### YOUR OBJECTIVE
Search the data below for "central"; list each line that holds it.
=-=-=-=-=
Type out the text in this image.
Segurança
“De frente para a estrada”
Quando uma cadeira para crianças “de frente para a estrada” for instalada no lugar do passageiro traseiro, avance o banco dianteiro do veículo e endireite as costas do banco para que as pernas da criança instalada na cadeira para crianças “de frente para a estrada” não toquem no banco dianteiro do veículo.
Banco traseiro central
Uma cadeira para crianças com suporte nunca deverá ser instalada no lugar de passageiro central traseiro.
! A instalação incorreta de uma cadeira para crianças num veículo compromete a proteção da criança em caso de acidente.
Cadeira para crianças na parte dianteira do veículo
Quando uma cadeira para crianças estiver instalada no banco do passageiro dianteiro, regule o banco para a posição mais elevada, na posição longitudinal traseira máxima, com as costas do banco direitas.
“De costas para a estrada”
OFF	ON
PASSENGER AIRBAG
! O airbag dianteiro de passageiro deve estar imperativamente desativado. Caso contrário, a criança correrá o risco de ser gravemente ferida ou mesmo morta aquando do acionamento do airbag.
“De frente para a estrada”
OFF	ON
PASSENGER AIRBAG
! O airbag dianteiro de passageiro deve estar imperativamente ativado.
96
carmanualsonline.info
=-=-=-=-=
### PROBLEM SOLUTION
Banco traseiro central
Uma cadeira para crianças com suporte nunca deverá ser instalada no lugar de passageiro central traseiro.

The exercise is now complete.